Task to complete: Wherever the word "basic" appears in a line, extract that line.
= = = = = = =
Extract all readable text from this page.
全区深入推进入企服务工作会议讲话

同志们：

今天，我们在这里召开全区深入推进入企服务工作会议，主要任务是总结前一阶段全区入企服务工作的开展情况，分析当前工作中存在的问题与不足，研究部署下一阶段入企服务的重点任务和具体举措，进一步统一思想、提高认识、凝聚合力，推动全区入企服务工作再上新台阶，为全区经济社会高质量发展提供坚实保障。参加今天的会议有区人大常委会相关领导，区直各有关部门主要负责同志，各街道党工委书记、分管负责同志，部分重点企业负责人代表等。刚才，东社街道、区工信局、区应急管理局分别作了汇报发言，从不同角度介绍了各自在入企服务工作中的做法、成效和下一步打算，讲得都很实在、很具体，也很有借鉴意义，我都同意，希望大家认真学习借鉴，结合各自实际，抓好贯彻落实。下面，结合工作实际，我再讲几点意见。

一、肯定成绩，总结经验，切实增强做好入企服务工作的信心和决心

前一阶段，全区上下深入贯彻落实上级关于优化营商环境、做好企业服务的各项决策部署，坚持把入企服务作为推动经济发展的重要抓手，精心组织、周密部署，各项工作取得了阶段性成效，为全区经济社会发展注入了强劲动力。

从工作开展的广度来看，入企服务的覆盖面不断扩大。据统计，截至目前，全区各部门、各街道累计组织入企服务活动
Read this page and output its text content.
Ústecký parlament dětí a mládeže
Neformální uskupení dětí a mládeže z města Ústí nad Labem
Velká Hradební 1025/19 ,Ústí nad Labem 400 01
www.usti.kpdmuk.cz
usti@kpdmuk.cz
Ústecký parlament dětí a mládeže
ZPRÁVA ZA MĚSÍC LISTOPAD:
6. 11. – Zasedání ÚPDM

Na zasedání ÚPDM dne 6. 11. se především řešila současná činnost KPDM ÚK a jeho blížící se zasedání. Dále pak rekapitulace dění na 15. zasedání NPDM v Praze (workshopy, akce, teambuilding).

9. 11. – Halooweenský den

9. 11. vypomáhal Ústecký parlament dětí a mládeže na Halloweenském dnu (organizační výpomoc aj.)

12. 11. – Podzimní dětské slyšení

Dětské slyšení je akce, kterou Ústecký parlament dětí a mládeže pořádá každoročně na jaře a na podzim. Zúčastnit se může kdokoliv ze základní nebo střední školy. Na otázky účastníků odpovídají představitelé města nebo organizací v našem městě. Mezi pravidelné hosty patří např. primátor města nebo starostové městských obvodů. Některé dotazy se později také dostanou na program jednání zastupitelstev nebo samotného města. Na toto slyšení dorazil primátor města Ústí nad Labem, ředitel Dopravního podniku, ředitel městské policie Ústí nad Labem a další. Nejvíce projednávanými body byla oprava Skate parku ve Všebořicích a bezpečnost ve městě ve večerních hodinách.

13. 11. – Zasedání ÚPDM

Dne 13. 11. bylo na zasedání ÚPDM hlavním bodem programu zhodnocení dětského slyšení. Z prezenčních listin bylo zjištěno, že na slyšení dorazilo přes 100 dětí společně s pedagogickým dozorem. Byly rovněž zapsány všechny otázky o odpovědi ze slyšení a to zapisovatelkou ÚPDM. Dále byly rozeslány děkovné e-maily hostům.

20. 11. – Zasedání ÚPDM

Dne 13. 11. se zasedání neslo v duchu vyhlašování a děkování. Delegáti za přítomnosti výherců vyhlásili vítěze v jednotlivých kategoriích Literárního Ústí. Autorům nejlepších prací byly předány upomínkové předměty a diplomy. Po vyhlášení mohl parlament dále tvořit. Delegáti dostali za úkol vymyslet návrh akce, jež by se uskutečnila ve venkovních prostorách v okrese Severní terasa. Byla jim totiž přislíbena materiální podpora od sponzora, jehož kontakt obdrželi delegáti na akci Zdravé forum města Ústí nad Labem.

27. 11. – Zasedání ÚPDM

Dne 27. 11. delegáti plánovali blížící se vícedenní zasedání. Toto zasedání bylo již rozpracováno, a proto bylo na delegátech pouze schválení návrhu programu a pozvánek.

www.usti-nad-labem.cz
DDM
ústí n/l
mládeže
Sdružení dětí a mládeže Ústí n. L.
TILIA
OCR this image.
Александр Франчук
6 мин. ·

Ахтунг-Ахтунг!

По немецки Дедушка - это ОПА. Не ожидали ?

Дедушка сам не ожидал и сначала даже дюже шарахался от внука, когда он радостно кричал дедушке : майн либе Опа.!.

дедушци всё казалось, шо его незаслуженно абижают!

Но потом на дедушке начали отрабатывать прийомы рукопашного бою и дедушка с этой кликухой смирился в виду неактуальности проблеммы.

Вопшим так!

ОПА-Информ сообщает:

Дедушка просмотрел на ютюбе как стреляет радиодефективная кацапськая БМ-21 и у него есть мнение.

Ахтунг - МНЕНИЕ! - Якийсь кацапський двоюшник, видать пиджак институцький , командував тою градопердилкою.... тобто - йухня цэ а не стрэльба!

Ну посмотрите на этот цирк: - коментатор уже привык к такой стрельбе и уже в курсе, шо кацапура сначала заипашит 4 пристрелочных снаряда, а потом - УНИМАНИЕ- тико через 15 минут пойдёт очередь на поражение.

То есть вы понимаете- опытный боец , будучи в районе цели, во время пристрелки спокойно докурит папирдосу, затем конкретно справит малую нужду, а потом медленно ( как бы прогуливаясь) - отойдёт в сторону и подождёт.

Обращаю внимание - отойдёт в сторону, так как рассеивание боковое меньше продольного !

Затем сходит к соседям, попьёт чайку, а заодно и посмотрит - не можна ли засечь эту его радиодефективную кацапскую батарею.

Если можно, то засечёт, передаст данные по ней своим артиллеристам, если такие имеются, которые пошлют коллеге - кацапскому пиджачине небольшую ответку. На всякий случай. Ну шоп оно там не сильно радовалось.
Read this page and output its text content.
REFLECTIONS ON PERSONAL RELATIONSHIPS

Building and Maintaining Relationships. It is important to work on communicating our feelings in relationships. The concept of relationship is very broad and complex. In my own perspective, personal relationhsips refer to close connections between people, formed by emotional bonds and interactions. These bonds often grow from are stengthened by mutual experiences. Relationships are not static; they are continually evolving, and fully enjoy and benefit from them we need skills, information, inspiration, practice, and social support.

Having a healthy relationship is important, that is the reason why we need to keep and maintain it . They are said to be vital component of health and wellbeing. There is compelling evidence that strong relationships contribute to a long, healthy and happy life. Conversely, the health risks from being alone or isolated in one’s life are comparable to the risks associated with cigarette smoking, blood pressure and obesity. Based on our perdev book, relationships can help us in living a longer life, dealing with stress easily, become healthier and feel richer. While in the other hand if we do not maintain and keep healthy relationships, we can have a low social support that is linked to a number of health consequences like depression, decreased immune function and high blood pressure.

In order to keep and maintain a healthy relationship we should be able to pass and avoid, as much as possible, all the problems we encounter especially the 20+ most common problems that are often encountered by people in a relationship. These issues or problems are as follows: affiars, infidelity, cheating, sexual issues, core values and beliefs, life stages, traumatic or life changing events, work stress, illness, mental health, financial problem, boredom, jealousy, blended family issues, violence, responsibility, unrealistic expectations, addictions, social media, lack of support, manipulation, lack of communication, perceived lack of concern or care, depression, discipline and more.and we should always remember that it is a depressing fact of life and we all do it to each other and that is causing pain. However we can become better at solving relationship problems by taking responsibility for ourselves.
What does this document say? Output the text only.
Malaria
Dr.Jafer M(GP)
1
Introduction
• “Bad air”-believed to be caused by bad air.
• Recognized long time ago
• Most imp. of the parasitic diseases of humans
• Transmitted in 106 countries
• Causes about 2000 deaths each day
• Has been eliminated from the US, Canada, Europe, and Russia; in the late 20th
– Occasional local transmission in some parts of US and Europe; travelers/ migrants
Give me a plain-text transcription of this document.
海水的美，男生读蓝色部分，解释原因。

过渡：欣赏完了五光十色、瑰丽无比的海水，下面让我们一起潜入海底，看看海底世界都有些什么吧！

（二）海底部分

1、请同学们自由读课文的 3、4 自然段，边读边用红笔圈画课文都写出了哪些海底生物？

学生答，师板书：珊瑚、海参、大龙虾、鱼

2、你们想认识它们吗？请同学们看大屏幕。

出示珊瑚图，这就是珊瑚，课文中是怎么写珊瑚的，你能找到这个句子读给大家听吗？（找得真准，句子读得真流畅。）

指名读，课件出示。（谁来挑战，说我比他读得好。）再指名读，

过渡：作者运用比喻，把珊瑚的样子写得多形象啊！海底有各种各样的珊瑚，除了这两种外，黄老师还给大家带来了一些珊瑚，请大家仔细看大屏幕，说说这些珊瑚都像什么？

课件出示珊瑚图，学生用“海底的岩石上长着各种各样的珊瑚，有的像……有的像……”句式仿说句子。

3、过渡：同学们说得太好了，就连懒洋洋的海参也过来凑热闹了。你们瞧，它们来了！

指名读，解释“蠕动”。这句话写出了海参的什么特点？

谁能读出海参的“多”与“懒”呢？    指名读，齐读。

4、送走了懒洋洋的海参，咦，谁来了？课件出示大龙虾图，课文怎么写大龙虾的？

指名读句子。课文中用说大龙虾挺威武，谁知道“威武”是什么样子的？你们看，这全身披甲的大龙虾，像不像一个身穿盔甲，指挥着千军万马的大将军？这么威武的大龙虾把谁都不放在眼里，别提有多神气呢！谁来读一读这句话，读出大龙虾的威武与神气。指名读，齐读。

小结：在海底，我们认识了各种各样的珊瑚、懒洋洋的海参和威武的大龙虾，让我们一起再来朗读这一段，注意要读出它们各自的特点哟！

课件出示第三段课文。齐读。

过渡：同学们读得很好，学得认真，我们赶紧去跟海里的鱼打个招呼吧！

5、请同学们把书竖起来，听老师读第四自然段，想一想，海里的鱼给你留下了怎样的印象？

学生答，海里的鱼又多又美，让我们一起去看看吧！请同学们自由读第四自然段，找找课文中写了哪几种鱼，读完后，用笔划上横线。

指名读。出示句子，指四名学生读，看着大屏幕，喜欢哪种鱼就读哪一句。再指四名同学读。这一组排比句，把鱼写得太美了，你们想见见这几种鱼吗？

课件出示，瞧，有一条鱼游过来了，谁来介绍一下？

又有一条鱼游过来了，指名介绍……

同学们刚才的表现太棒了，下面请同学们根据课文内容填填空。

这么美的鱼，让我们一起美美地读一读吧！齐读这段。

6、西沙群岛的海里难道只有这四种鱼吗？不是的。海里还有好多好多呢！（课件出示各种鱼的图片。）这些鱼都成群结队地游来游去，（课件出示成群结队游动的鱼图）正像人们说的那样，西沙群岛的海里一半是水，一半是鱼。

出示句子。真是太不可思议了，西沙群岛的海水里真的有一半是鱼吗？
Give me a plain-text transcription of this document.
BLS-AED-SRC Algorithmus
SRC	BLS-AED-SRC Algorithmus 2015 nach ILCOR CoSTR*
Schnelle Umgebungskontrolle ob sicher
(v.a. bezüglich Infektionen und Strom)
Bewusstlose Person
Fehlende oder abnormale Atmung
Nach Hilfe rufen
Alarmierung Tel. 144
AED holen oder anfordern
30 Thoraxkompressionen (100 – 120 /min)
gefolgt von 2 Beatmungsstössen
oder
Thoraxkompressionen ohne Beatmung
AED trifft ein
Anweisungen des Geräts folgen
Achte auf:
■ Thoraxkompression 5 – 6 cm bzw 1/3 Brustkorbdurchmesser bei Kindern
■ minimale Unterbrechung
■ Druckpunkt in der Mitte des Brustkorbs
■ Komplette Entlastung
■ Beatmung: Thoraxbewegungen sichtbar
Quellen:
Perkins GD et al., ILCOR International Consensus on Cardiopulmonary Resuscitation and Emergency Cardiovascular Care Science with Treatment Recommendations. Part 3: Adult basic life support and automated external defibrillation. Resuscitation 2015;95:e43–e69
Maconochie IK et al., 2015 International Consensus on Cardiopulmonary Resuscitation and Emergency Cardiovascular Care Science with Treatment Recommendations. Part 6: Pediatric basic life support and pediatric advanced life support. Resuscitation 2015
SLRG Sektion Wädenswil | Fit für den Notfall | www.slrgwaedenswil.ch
= = = = = = =
Output:
Perkins GD et al., ILCOR International Consensus on Cardiopulmonary Resuscitation and Emergency Cardiovascular Care Science with Treatment Recommendations. Part 3: Adult basic life support and automated external defibrillation. Resuscitation 2015;95:e43–e69
Maconochie IK et al., 2015 International Consensus on Cardiopulmonary Resuscitation and Emergency Cardiovascular Care Science with Treatment Recommendations. Part 6: Pediatric basic life support and pediatric advanced life support. Resuscitation 2015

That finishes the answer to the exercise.